_WORK TO BE COMPLETED_
Locate all lines in the data below that hold "this" and show them.

_RECORD EXTRACTS_
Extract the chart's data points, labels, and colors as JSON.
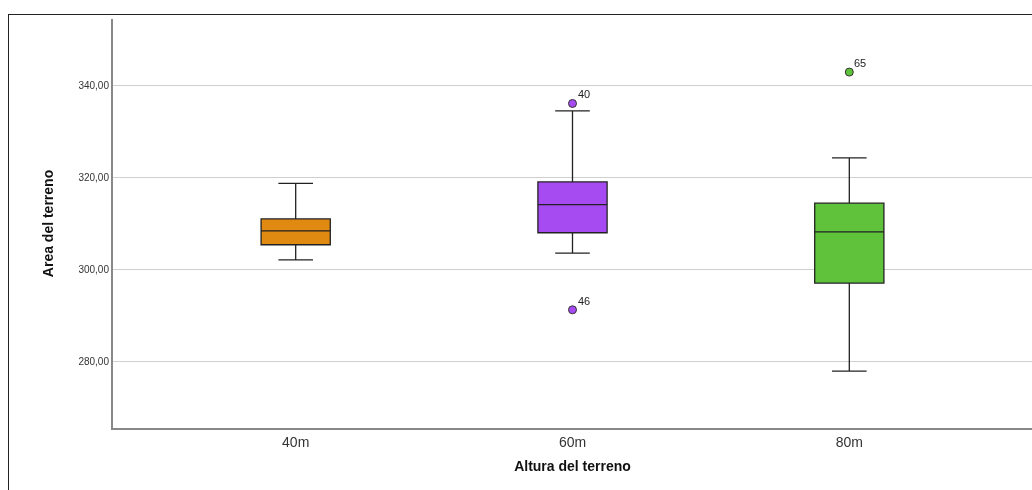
{
  "chart_data": {
    "type": "box",
    "xlabel": "Altura del terreno",
    "ylabel": "Area del terreno",
    "categories": [
      "40m",
      "60m",
      "80m"
    ],
    "colors": [
      "#e08a12",
      "#a64af2",
      "#5fc23a"
    ],
    "boxes": [
      {
        "low": 302.1,
        "q1": 305.4,
        "median": 308.4,
        "q3": 311.0,
        "high": 318.7
      },
      {
        "low": 303.6,
        "q1": 308.0,
        "median": 314.1,
        "q3": 319.0,
        "high": 334.4,
        "outliers": [
          336.0,
          291.3
        ]
      },
      {
        "low": 278.0,
        "q1": 297.1,
        "median": 308.2,
        "q3": 314.4,
        "high": 324.2,
        "outliers": [
          342.8
        ]
      }
    ],
    "ylim": [
      265.7,
      354.3
    ],
    "yticks": [
      {
        "value": 280,
        "label": "280,00"
      },
      {
        "value": 300,
        "label": "300,00"
      },
      {
        "value": 320,
        "label": "320,00"
      },
      {
        "value": 340,
        "label": "340,00"
      }
    ],
    "grid": "y",
    "annotations": [
      "40",
      "46",
      "65"
    ]
  }
}
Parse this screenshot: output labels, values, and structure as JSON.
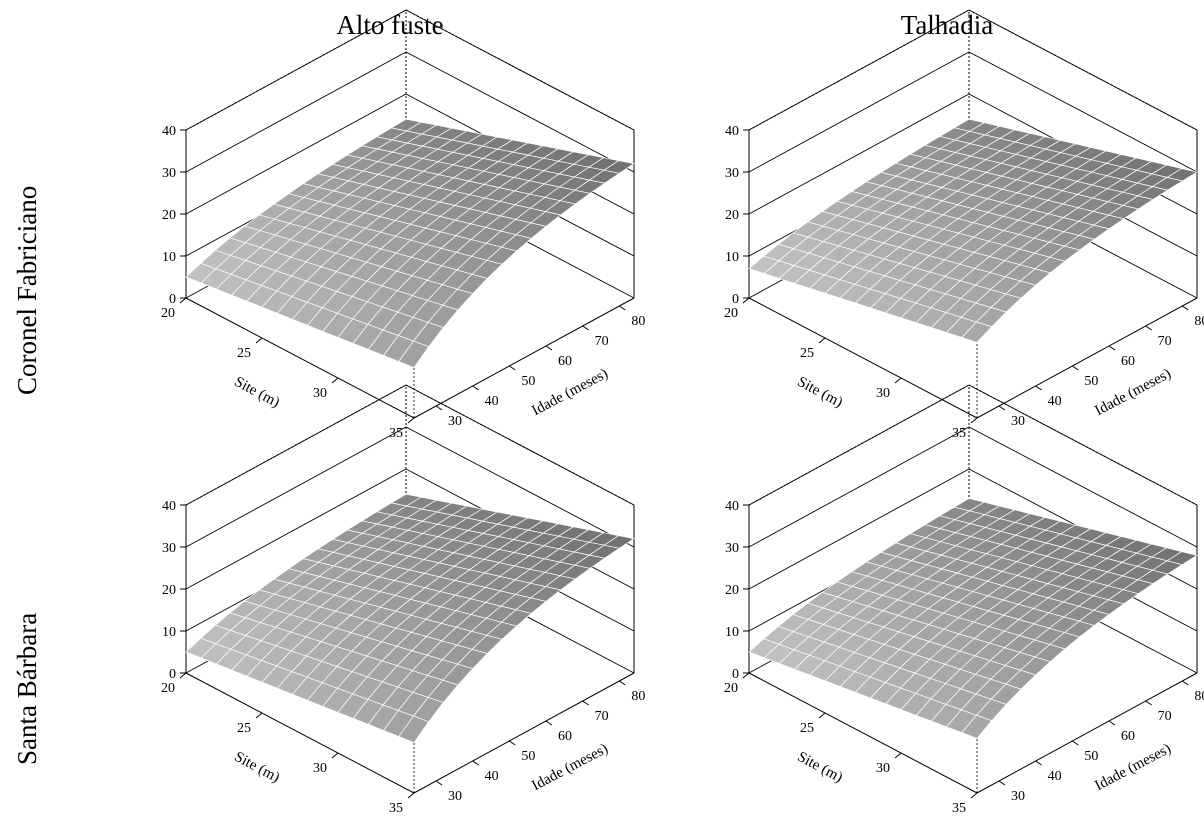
{
  "col_titles": [
    "Alto fuste",
    "Talhadia"
  ],
  "row_labels": [
    "Coronel Fabriciano",
    "Santa Bárbara"
  ],
  "chart_data": [
    {
      "type": "surface",
      "row": "Coronel Fabriciano",
      "col": "Alto fuste",
      "xlabel": "Site (m)",
      "ylabel": "Idade (meses)",
      "x_ticks": [
        20,
        25,
        30,
        35
      ],
      "y_ticks": [
        30,
        40,
        50,
        60,
        70,
        80
      ],
      "z_ticks": [
        0,
        10,
        20,
        30,
        40
      ],
      "xlim": [
        20,
        35
      ],
      "ylim": [
        24,
        84
      ],
      "zlim": [
        0,
        40
      ],
      "corners": {
        "site_min_age_min": 5,
        "site_min_age_max": 14,
        "site_max_age_min": 12,
        "site_max_age_max": 32
      },
      "grid_n": 15
    },
    {
      "type": "surface",
      "row": "Coronel Fabriciano",
      "col": "Talhadia",
      "xlabel": "Site (m)",
      "ylabel": "Idade (meses)",
      "x_ticks": [
        20,
        25,
        30,
        35
      ],
      "y_ticks": [
        30,
        40,
        50,
        60,
        70,
        80
      ],
      "z_ticks": [
        0,
        10,
        20,
        30,
        40
      ],
      "xlim": [
        20,
        35
      ],
      "ylim": [
        24,
        84
      ],
      "zlim": [
        0,
        40
      ],
      "corners": {
        "site_min_age_min": 7,
        "site_min_age_max": 14,
        "site_max_age_min": 18,
        "site_max_age_max": 30
      },
      "grid_n": 15
    },
    {
      "type": "surface",
      "row": "Santa Bárbara",
      "col": "Alto fuste",
      "xlabel": "Site (m)",
      "ylabel": "Idade (meses)",
      "x_ticks": [
        20,
        25,
        30,
        35
      ],
      "y_ticks": [
        30,
        40,
        50,
        60,
        70,
        80
      ],
      "z_ticks": [
        0,
        10,
        20,
        30,
        40
      ],
      "xlim": [
        20,
        35
      ],
      "ylim": [
        24,
        84
      ],
      "zlim": [
        0,
        40
      ],
      "corners": {
        "site_min_age_min": 5,
        "site_min_age_max": 14,
        "site_max_age_min": 12,
        "site_max_age_max": 32
      },
      "grid_n": 15
    },
    {
      "type": "surface",
      "row": "Santa Bárbara",
      "col": "Talhadia",
      "xlabel": "Site (m)",
      "ylabel": "Idade (meses)",
      "x_ticks": [
        20,
        25,
        30,
        35
      ],
      "y_ticks": [
        30,
        40,
        50,
        60,
        70,
        80
      ],
      "z_ticks": [
        0,
        10,
        20,
        30,
        40
      ],
      "xlim": [
        20,
        35
      ],
      "ylim": [
        24,
        84
      ],
      "zlim": [
        0,
        40
      ],
      "corners": {
        "site_min_age_min": 5,
        "site_min_age_max": 13,
        "site_max_age_min": 13,
        "site_max_age_max": 28
      },
      "grid_n": 15
    }
  ]
}
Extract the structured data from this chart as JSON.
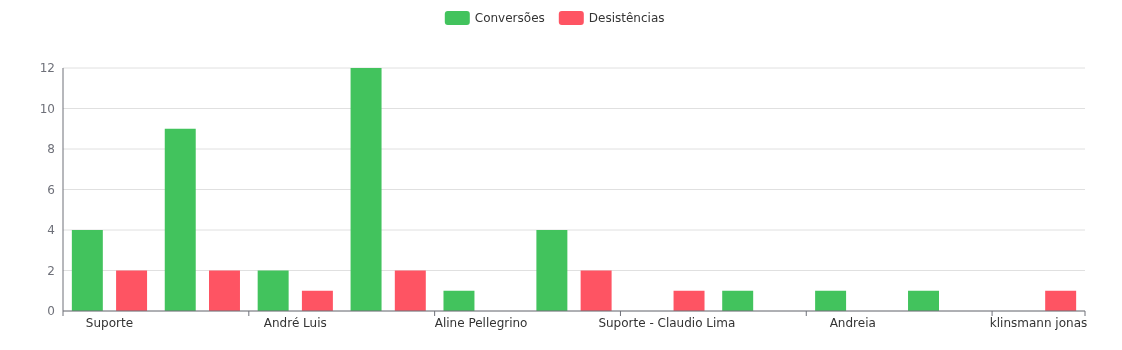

_PROBLEM SOLUTION_
Parse this screenshot: output labels, values, and structure as JSON.
Extract the structured data from this chart as JSON.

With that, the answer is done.